## [GOAL OF THE EXERCISE]
Update everything from the start of the data down to the line containing "x-tick-label: 560 (457, 371, 475, 383)" by changing each "marker" to "data-point", leaving all other text as is.

** Start TASK MATERIAL **

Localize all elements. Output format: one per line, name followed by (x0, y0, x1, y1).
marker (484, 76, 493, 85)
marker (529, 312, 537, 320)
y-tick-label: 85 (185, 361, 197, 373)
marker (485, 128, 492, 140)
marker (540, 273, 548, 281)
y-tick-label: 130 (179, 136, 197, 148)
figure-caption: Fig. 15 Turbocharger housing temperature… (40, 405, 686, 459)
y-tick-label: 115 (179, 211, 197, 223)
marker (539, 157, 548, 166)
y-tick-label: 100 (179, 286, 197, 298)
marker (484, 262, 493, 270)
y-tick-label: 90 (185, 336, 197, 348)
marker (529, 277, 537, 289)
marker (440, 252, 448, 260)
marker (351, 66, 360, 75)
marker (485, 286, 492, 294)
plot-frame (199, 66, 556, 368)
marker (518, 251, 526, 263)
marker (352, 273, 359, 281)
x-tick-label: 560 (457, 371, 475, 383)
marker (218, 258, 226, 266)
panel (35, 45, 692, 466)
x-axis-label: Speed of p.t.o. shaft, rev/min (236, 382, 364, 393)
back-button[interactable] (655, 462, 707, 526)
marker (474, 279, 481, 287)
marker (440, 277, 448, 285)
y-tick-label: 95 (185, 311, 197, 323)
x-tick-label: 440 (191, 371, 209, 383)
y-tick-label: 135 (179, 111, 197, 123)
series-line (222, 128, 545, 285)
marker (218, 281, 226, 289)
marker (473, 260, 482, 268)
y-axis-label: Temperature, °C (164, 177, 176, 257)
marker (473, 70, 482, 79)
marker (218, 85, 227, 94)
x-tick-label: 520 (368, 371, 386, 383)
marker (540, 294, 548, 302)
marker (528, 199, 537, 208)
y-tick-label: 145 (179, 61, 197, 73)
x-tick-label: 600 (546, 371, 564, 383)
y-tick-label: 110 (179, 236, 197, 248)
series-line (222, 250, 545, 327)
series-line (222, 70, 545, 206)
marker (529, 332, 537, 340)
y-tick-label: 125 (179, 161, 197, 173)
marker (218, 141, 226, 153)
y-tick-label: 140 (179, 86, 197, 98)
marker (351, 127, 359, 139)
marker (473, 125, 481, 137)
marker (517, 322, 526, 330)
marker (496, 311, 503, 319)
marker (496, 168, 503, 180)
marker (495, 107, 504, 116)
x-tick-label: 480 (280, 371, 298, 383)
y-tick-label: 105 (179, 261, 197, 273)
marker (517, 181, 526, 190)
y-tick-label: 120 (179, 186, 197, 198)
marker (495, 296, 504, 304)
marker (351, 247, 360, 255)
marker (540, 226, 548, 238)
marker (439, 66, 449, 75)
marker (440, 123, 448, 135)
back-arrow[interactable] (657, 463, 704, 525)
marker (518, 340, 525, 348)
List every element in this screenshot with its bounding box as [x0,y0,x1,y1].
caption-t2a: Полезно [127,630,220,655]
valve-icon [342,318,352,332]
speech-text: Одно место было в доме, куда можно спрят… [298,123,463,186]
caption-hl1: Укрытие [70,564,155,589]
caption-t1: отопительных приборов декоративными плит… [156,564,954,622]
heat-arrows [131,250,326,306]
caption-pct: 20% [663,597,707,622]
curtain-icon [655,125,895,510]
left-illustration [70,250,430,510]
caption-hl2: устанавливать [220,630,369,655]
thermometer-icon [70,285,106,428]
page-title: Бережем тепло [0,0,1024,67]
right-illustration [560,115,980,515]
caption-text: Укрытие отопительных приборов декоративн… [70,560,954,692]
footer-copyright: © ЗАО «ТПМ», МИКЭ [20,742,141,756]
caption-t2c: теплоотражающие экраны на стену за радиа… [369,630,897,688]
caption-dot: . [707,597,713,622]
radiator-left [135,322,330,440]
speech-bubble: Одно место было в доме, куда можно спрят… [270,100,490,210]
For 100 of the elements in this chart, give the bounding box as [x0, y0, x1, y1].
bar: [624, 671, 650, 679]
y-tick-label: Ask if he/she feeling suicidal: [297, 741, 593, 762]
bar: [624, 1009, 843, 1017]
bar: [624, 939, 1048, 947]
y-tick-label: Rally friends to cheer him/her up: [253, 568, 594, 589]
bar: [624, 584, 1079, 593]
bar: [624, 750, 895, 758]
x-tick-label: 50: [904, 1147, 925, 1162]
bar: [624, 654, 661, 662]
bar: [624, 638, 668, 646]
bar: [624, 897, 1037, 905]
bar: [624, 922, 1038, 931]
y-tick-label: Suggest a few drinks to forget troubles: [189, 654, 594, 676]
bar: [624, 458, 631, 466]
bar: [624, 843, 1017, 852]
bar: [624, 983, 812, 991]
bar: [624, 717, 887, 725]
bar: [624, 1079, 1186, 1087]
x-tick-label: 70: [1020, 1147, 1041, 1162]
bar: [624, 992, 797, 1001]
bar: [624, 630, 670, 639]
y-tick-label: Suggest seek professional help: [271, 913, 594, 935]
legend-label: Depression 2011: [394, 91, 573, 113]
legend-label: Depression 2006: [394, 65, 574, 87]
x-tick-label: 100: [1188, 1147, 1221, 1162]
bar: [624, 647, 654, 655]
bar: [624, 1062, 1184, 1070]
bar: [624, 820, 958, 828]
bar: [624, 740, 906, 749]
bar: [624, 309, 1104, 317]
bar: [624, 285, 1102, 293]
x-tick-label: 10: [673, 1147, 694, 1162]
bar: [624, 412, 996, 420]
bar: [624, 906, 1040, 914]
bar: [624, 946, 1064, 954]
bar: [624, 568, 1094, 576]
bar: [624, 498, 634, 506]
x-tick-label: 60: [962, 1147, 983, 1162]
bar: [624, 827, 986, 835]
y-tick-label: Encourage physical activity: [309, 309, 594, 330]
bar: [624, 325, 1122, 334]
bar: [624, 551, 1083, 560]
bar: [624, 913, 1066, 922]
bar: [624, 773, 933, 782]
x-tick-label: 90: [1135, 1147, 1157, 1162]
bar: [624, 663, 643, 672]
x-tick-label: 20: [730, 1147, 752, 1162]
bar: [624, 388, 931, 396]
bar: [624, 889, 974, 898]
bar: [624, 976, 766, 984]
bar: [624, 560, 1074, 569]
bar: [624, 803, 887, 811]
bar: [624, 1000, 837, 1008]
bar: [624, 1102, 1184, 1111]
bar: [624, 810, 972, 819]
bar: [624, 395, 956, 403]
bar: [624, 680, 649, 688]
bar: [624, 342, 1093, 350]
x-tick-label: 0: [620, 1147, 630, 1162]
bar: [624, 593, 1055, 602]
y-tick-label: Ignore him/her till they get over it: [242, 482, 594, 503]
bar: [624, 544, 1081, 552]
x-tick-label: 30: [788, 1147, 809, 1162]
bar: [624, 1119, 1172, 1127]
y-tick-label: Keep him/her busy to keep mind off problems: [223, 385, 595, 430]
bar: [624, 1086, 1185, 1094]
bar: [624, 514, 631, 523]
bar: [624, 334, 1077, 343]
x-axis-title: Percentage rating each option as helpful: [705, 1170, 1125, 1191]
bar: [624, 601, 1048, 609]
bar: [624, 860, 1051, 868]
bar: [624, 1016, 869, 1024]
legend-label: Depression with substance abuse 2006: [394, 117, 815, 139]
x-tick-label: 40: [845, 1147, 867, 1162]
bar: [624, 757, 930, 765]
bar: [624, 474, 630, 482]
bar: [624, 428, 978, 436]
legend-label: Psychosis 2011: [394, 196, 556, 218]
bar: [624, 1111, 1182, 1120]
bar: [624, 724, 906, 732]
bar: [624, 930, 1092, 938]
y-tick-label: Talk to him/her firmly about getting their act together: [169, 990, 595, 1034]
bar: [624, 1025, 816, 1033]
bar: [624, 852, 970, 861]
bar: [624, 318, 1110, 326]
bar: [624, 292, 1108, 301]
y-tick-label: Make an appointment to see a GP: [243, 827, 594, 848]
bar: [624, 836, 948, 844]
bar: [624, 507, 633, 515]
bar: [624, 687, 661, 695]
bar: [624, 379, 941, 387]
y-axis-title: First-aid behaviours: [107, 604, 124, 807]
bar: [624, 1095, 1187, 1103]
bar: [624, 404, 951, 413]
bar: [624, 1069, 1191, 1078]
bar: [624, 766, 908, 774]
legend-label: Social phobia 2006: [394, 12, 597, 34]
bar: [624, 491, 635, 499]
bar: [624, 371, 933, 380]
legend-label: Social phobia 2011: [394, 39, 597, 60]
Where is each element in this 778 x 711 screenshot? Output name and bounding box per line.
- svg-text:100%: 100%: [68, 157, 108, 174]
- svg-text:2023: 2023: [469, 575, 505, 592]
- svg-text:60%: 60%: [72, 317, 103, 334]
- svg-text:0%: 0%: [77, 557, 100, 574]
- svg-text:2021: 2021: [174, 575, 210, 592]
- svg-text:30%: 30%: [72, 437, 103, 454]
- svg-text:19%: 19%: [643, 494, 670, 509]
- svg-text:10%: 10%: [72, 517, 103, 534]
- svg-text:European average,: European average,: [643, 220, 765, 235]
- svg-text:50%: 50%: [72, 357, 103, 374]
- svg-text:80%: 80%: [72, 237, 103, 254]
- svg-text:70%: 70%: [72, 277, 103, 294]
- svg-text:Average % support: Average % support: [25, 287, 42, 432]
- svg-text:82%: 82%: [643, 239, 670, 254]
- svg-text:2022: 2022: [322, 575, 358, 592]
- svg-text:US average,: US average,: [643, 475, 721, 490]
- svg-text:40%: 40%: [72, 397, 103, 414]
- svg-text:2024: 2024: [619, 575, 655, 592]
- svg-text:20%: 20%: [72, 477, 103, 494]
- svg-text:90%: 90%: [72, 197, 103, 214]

** End TASK MATERIAL **

## [TASK ANSWER]
Localize all elements. Output format: one per line, name followed by (x0, y0, x1, y1).
data-point (484, 76, 493, 85)
data-point (529, 312, 537, 320)
y-tick-label: 85 (185, 361, 197, 373)
data-point (485, 128, 492, 140)
data-point (540, 273, 548, 281)
y-tick-label: 130 (179, 136, 197, 148)
figure-caption: Fig. 15 Turbocharger housing temperature… (40, 405, 686, 459)
y-tick-label: 115 (179, 211, 197, 223)
data-point (539, 157, 548, 166)
y-tick-label: 100 (179, 286, 197, 298)
data-point (484, 262, 493, 270)
y-tick-label: 90 (185, 336, 197, 348)
data-point (529, 277, 537, 289)
data-point (440, 252, 448, 260)
data-point (351, 66, 360, 75)
data-point (485, 286, 492, 294)
plot-frame (199, 66, 556, 368)
data-point (518, 251, 526, 263)
data-point (352, 273, 359, 281)
x-tick-label: 560 (457, 371, 475, 383)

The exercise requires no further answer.